Records supplied =
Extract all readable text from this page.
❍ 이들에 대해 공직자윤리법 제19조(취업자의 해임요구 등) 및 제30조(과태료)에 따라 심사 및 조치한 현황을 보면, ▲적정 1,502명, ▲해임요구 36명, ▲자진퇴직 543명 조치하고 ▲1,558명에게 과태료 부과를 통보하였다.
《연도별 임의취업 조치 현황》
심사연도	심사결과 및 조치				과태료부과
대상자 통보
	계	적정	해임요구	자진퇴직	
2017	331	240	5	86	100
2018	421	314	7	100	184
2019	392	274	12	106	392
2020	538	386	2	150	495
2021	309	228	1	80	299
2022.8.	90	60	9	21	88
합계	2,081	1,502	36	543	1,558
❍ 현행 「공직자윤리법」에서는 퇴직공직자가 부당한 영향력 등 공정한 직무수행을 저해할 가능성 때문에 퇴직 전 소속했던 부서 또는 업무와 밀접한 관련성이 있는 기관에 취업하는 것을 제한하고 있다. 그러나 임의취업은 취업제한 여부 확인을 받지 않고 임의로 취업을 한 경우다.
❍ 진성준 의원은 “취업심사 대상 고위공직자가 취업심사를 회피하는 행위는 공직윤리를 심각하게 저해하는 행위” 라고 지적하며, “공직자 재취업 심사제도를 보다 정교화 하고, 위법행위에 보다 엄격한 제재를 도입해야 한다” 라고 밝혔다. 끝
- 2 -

Problem requirements =
Reproduce each record exactly, leaving nothing out.

Answer to the exercise =
Extract all readable text from this page.
❍ 이들에 대해 공직자윤리법 제19조(취업자의 해임요구 등) 및 제30조(과태료)에 따라 심사 및 조치한 현황을 보면, ▲적정 1,502명, ▲해임요구 36명, ▲자진퇴직 543명 조치하고 ▲1,558명에게 과태료 부과를 통보하였다.
《연도별 임의취업 조치 현황》
심사연도	심사결과 및 조치				과태료부과
대상자 통보
	계	적정	해임요구	자진퇴직	
2017	331	240	5	86	100
2018	421	314	7	100	184
2019	392	274	12	106	392
2020	538	386	2	150	495
2021	309	228	1	80	299
2022.8.	90	60	9	21	88
합계	2,081	1,502	36	543	1,558
❍ 현행 「공직자윤리법」에서는 퇴직공직자가 부당한 영향력 등 공정한 직무수행을 저해할 가능성 때문에 퇴직 전 소속했던 부서 또는 업무와 밀접한 관련성이 있는 기관에 취업하는 것을 제한하고 있다. 그러나 임의취업은 취업제한 여부 확인을 받지 않고 임의로 취업을 한 경우다.
❍ 진성준 의원은 “취업심사 대상 고위공직자가 취업심사를 회피하는 행위는 공직윤리를 심각하게 저해하는 행위” 라고 지적하며, “공직자 재취업 심사제도를 보다 정교화 하고, 위법행위에 보다 엄격한 제재를 도입해야 한다” 라고 밝혔다. 끝
- 2 -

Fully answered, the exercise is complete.